→ Given records
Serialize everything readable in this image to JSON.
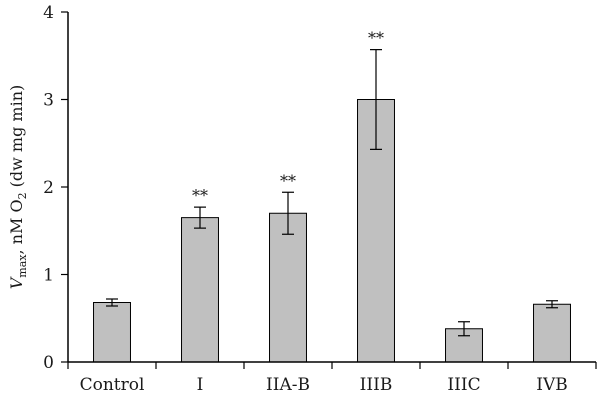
{
  "chart_data": {
    "type": "bar",
    "categories": [
      "Control",
      "I",
      "IIA-B",
      "IIIB",
      "IIIC",
      "IVB"
    ],
    "values": [
      0.68,
      1.65,
      1.7,
      3.0,
      0.38,
      0.66
    ],
    "errors": [
      0.04,
      0.12,
      0.24,
      0.57,
      0.08,
      0.04
    ],
    "annotations": [
      "",
      "**",
      "**",
      "**",
      "",
      ""
    ],
    "ylim": [
      0,
      4
    ],
    "yticks": [
      "0",
      "1",
      "2",
      "3",
      "4"
    ],
    "ylabel": {
      "italic": "V",
      "sub": "max",
      "main": ", nM O",
      "sub2": "2",
      "tail": " (dw mg min)"
    },
    "bar_color": "#c0c0c0",
    "grid": false
  }
}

→ What you need to do
Repeat the material verbatim. Do not carry over any picture.

→ Exercise result
Serialize everything readable in this image to JSON.
{
  "chart_data": {
    "type": "bar",
    "categories": [
      "Control",
      "I",
      "IIA-B",
      "IIIB",
      "IIIC",
      "IVB"
    ],
    "values": [
      0.68,
      1.65,
      1.7,
      3.0,
      0.38,
      0.66
    ],
    "errors": [
      0.04,
      0.12,
      0.24,
      0.57,
      0.08,
      0.04
    ],
    "annotations": [
      "",
      "**",
      "**",
      "**",
      "",
      ""
    ],
    "ylim": [
      0,
      4
    ],
    "yticks": [
      "0",
      "1",
      "2",
      "3",
      "4"
    ],
    "ylabel": {
      "italic": "V",
      "sub": "max",
      "main": ", nM O",
      "sub2": "2",
      "tail": " (dw mg min)"
    },
    "bar_color": "#c0c0c0",
    "grid": false
  }
}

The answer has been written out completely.